[Excerpts from a figure dataset]
********
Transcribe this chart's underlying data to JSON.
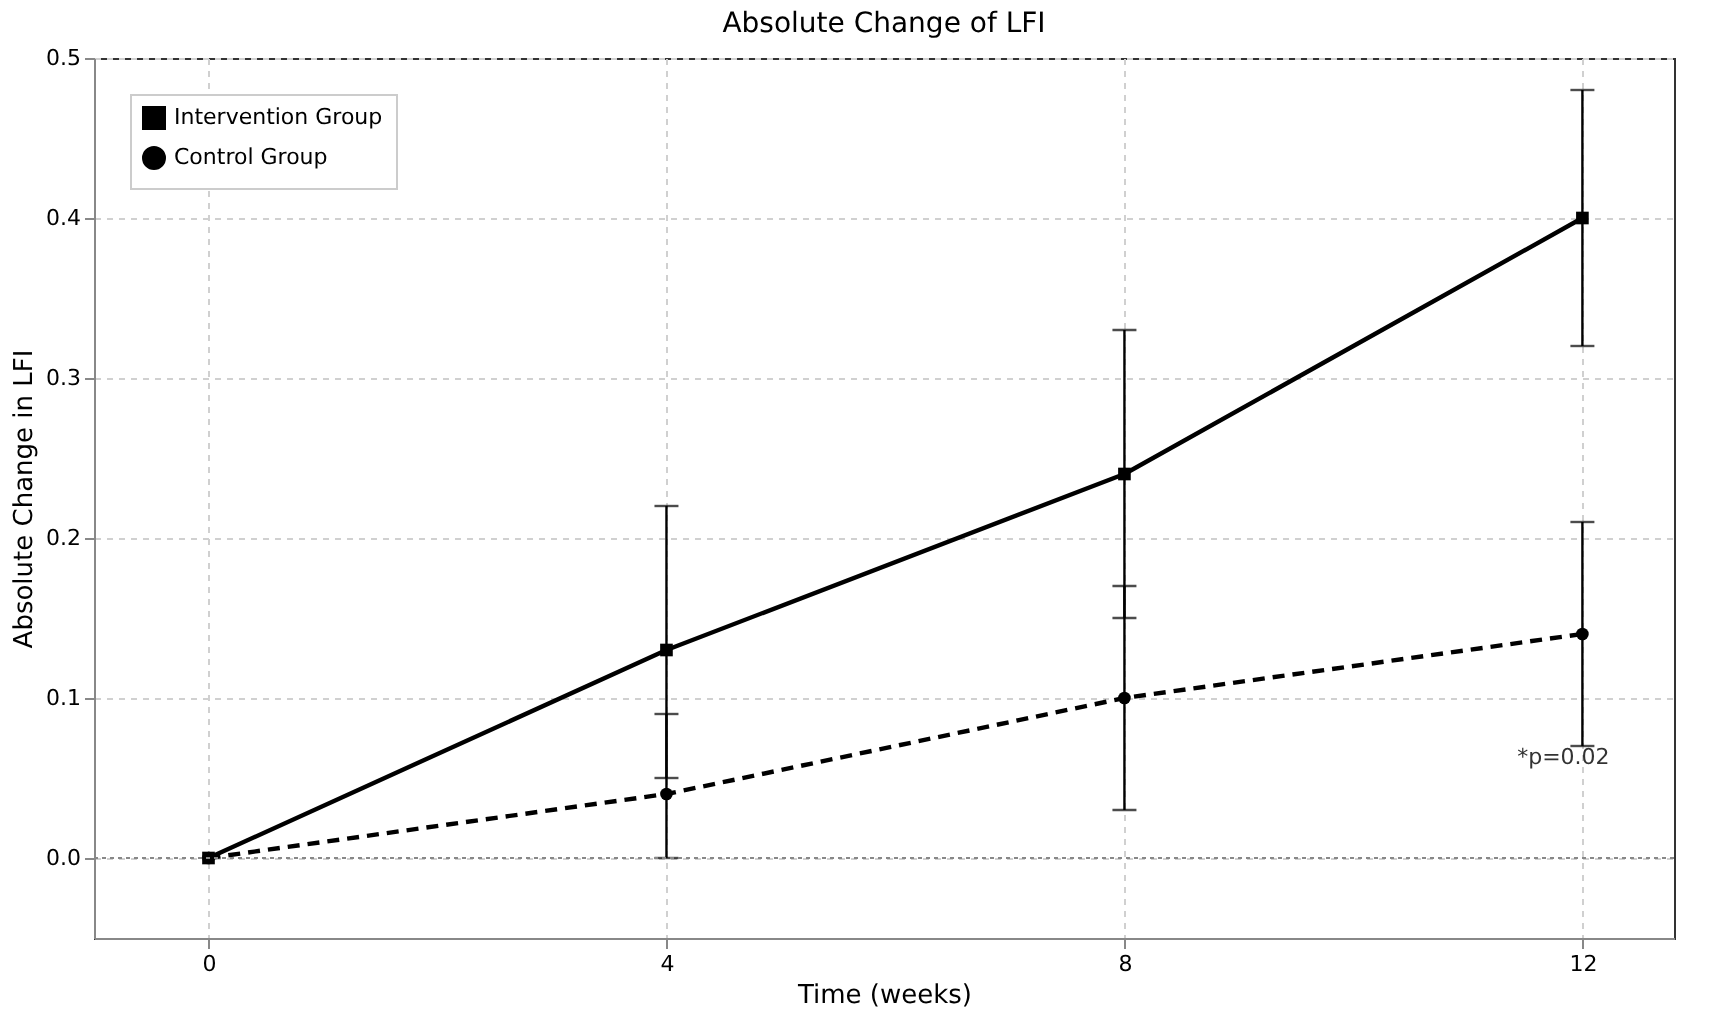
{
  "chart_data": {
    "type": "line",
    "title": "Absolute Change of LFI",
    "xlabel": "Time (weeks)",
    "ylabel": "Absolute Change in LFI",
    "x": [
      0,
      4,
      8,
      12
    ],
    "series": [
      {
        "name": "Intervention Group",
        "color": "#000000",
        "values": [
          0,
          0.13,
          0.24,
          0.4
        ],
        "errors": [
          null,
          [
            0.05,
            0.22
          ],
          [
            0.15,
            0.33
          ],
          [
            0.32,
            0.48
          ]
        ],
        "marker": "square",
        "line_style": "solid"
      },
      {
        "name": "Control Group",
        "color": "#000000",
        "values": [
          0,
          0.04,
          0.1,
          0.14
        ],
        "errors": [
          null,
          [
            0.0,
            0.09
          ],
          [
            0.03,
            0.17
          ],
          [
            0.07,
            0.21
          ]
        ],
        "marker": "circle",
        "line_style": "dashed"
      }
    ],
    "xlim": [
      -1,
      12.8
    ],
    "ylim": [
      -0.05,
      0.5
    ],
    "xticks": [
      0,
      4,
      8,
      12
    ],
    "yticks": [
      {
        "value": 0,
        "label": "0.0"
      },
      {
        "value": 0.1,
        "label": "0.1"
      },
      {
        "value": 0.2,
        "label": "0.2"
      },
      {
        "value": 0.3,
        "label": "0.3"
      },
      {
        "value": 0.4,
        "label": "0.4"
      },
      {
        "value": 0.5,
        "label": "0.5"
      }
    ],
    "ref_lines": [
      {
        "axis": "y",
        "value": 0,
        "color": "#888888",
        "line_style": "dotted"
      }
    ],
    "annotations": [
      "*p=0.02"
    ],
    "grid": true,
    "legend": "top left"
  }
}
********
REQUIREMENTS:
All of the data above should be quoted exactly, except for the pictures.

WRITTEN REPLY:
Transcribe this chart's underlying data to JSON.
{
  "chart_data": {
    "type": "line",
    "title": "Absolute Change of LFI",
    "xlabel": "Time (weeks)",
    "ylabel": "Absolute Change in LFI",
    "x": [
      0,
      4,
      8,
      12
    ],
    "series": [
      {
        "name": "Intervention Group",
        "color": "#000000",
        "values": [
          0,
          0.13,
          0.24,
          0.4
        ],
        "errors": [
          null,
          [
            0.05,
            0.22
          ],
          [
            0.15,
            0.33
          ],
          [
            0.32,
            0.48
          ]
        ],
        "marker": "square",
        "line_style": "solid"
      },
      {
        "name": "Control Group",
        "color": "#000000",
        "values": [
          0,
          0.04,
          0.1,
          0.14
        ],
        "errors": [
          null,
          [
            0.0,
            0.09
          ],
          [
            0.03,
            0.17
          ],
          [
            0.07,
            0.21
          ]
        ],
        "marker": "circle",
        "line_style": "dashed"
      }
    ],
    "xlim": [
      -1,
      12.8
    ],
    "ylim": [
      -0.05,
      0.5
    ],
    "xticks": [
      0,
      4,
      8,
      12
    ],
    "yticks": [
      {
        "value": 0,
        "label": "0.0"
      },
      {
        "value": 0.1,
        "label": "0.1"
      },
      {
        "value": 0.2,
        "label": "0.2"
      },
      {
        "value": 0.3,
        "label": "0.3"
      },
      {
        "value": 0.4,
        "label": "0.4"
      },
      {
        "value": 0.5,
        "label": "0.5"
      }
    ],
    "ref_lines": [
      {
        "axis": "y",
        "value": 0,
        "color": "#888888",
        "line_style": "dotted"
      }
    ],
    "annotations": [
      "*p=0.02"
    ],
    "grid": true,
    "legend": "top left"
  }
}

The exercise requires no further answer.